_SUPPLIED DATA_
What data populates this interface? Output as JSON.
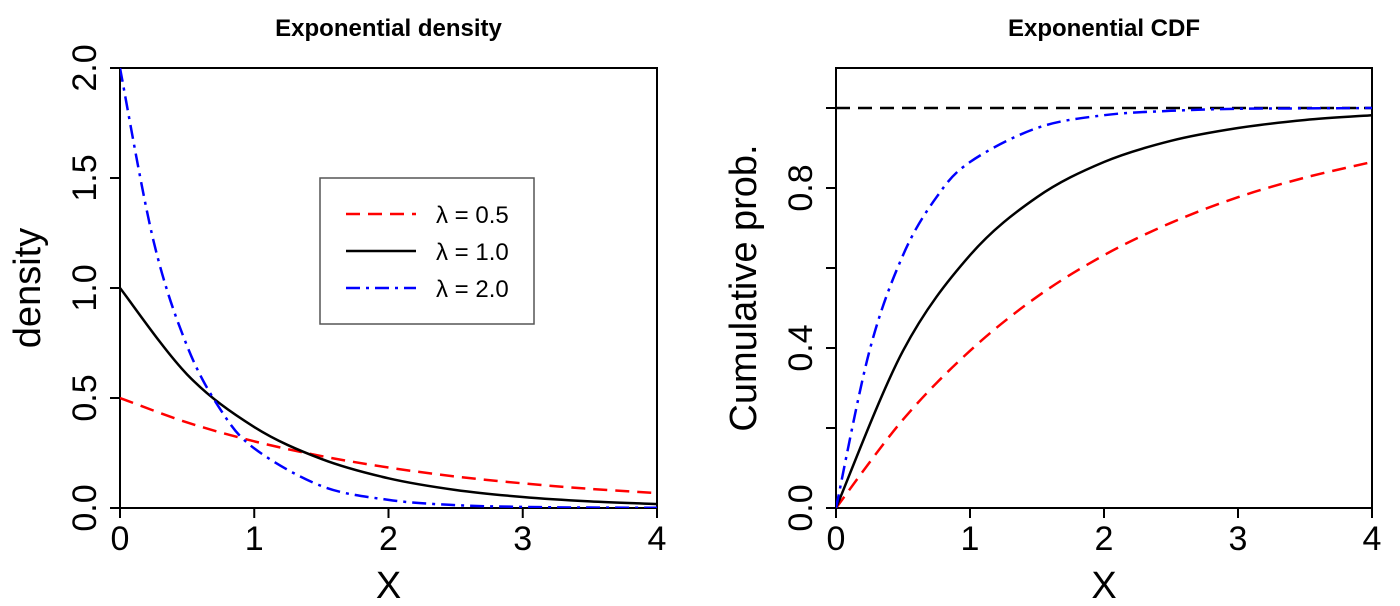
{
  "chart_data": [
    {
      "type": "line",
      "title": "Exponential density",
      "xlabel": "X",
      "ylabel": "density",
      "xlim": [
        0,
        4
      ],
      "ylim": [
        0,
        2
      ],
      "xticks": [
        "0",
        "1",
        "2",
        "3",
        "4"
      ],
      "yticks": [
        "0.0",
        "0.5",
        "1.0",
        "1.5",
        "2.0"
      ],
      "grid": false,
      "legend_position": "center-right",
      "series": [
        {
          "name": "λ = 0.5",
          "color": "#ff0000",
          "style": "dashed",
          "x": [
            0,
            0.5,
            1,
            1.5,
            2,
            2.5,
            3,
            3.5,
            4
          ],
          "y": [
            0.5,
            0.389,
            0.303,
            0.236,
            0.184,
            0.143,
            0.112,
            0.087,
            0.068
          ]
        },
        {
          "name": "λ = 1.0",
          "color": "#000000",
          "style": "solid",
          "x": [
            0,
            0.5,
            1,
            1.5,
            2,
            2.5,
            3,
            3.5,
            4
          ],
          "y": [
            1.0,
            0.607,
            0.368,
            0.223,
            0.135,
            0.082,
            0.05,
            0.03,
            0.018
          ]
        },
        {
          "name": "λ = 2.0",
          "color": "#0000ff",
          "style": "dashdot",
          "x": [
            0,
            0.25,
            0.5,
            0.75,
            1,
            1.5,
            2,
            2.5,
            3,
            3.5,
            4
          ],
          "y": [
            2.0,
            1.213,
            0.736,
            0.446,
            0.271,
            0.1,
            0.037,
            0.013,
            0.005,
            0.002,
            0.001
          ]
        }
      ]
    },
    {
      "type": "line",
      "title": "Exponential CDF",
      "xlabel": "X",
      "ylabel": "Cumulative prob.",
      "xlim": [
        0,
        4
      ],
      "ylim": [
        0,
        1.1
      ],
      "xticks": [
        "0",
        "1",
        "2",
        "3",
        "4"
      ],
      "yticks": [
        "0.0",
        "0.4",
        "0.8"
      ],
      "grid": false,
      "reference_line": {
        "y": 1,
        "style": "dashed",
        "color": "#000000"
      },
      "series": [
        {
          "color": "#ff0000",
          "style": "dashed",
          "x": [
            0,
            0.5,
            1,
            1.5,
            2,
            2.5,
            3,
            3.5,
            4
          ],
          "y": [
            0,
            0.221,
            0.393,
            0.528,
            0.632,
            0.713,
            0.777,
            0.826,
            0.865
          ]
        },
        {
          "color": "#000000",
          "style": "solid",
          "x": [
            0,
            0.5,
            1,
            1.5,
            2,
            2.5,
            3,
            3.5,
            4
          ],
          "y": [
            0,
            0.393,
            0.632,
            0.777,
            0.865,
            0.918,
            0.95,
            0.97,
            0.982
          ]
        },
        {
          "color": "#0000ff",
          "style": "dashdot",
          "x": [
            0,
            0.25,
            0.5,
            0.75,
            1,
            1.5,
            2,
            2.5,
            3,
            3.5,
            4
          ],
          "y": [
            0,
            0.393,
            0.632,
            0.777,
            0.865,
            0.95,
            0.982,
            0.993,
            0.998,
            0.999,
            1.0
          ]
        }
      ]
    }
  ]
}
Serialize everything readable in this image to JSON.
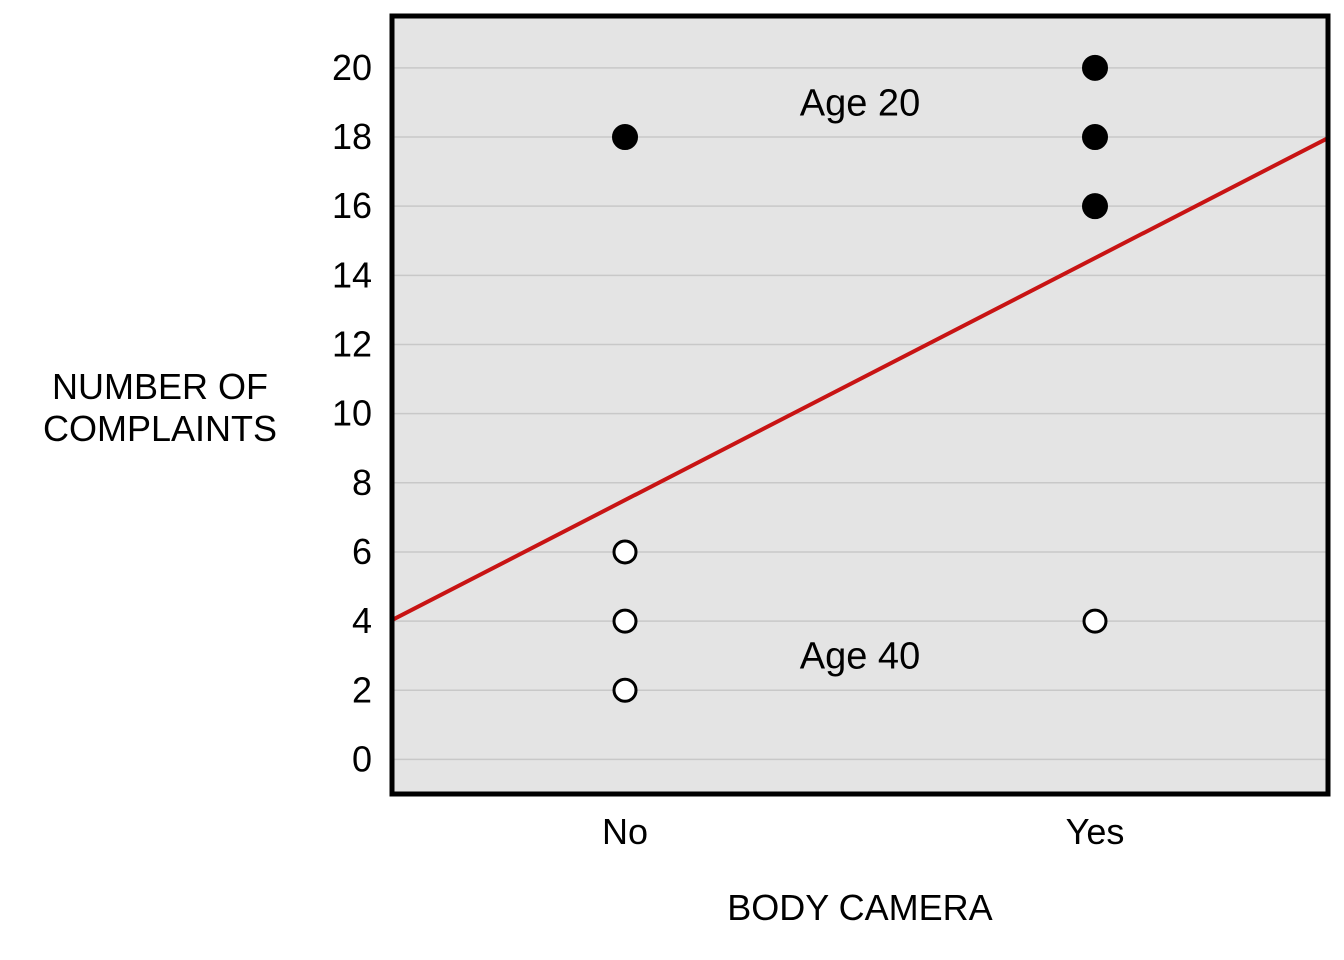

_SHORT EXERCISE_
Retype every entry verbatim and exclude the pictures from the copy.

_TASK RESPONSE_
What data populates this interface? Output as JSON.
{
  "chart_data": [
    {
      "type": "line",
      "title": "Exponential density",
      "xlabel": "X",
      "ylabel": "density",
      "xlim": [
        0,
        4
      ],
      "ylim": [
        0,
        2
      ],
      "xticks": [
        "0",
        "1",
        "2",
        "3",
        "4"
      ],
      "yticks": [
        "0.0",
        "0.5",
        "1.0",
        "1.5",
        "2.0"
      ],
      "grid": false,
      "legend_position": "center-right",
      "series": [
        {
          "name": "λ = 0.5",
          "color": "#ff0000",
          "style": "dashed",
          "x": [
            0,
            0.5,
            1,
            1.5,
            2,
            2.5,
            3,
            3.5,
            4
          ],
          "y": [
            0.5,
            0.389,
            0.303,
            0.236,
            0.184,
            0.143,
            0.112,
            0.087,
            0.068
          ]
        },
        {
          "name": "λ = 1.0",
          "color": "#000000",
          "style": "solid",
          "x": [
            0,
            0.5,
            1,
            1.5,
            2,
            2.5,
            3,
            3.5,
            4
          ],
          "y": [
            1.0,
            0.607,
            0.368,
            0.223,
            0.135,
            0.082,
            0.05,
            0.03,
            0.018
          ]
        },
        {
          "name": "λ = 2.0",
          "color": "#0000ff",
          "style": "dashdot",
          "x": [
            0,
            0.25,
            0.5,
            0.75,
            1,
            1.5,
            2,
            2.5,
            3,
            3.5,
            4
          ],
          "y": [
            2.0,
            1.213,
            0.736,
            0.446,
            0.271,
            0.1,
            0.037,
            0.013,
            0.005,
            0.002,
            0.001
          ]
        }
      ]
    },
    {
      "type": "line",
      "title": "Exponential CDF",
      "xlabel": "X",
      "ylabel": "Cumulative prob.",
      "xlim": [
        0,
        4
      ],
      "ylim": [
        0,
        1.1
      ],
      "xticks": [
        "0",
        "1",
        "2",
        "3",
        "4"
      ],
      "yticks": [
        "0.0",
        "0.4",
        "0.8"
      ],
      "grid": false,
      "reference_line": {
        "y": 1,
        "style": "dashed",
        "color": "#000000"
      },
      "series": [
        {
          "color": "#ff0000",
          "style": "dashed",
          "x": [
            0,
            0.5,
            1,
            1.5,
            2,
            2.5,
            3,
            3.5,
            4
          ],
          "y": [
            0,
            0.221,
            0.393,
            0.528,
            0.632,
            0.713,
            0.777,
            0.826,
            0.865
          ]
        },
        {
          "color": "#000000",
          "style": "solid",
          "x": [
            0,
            0.5,
            1,
            1.5,
            2,
            2.5,
            3,
            3.5,
            4
          ],
          "y": [
            0,
            0.393,
            0.632,
            0.777,
            0.865,
            0.918,
            0.95,
            0.97,
            0.982
          ]
        },
        {
          "color": "#0000ff",
          "style": "dashdot",
          "x": [
            0,
            0.25,
            0.5,
            0.75,
            1,
            1.5,
            2,
            2.5,
            3,
            3.5,
            4
          ],
          "y": [
            0,
            0.393,
            0.632,
            0.777,
            0.865,
            0.95,
            0.982,
            0.993,
            0.998,
            0.999,
            1.0
          ]
        }
      ]
    }
  ]
}
Serialize everything readable in this image to JSON.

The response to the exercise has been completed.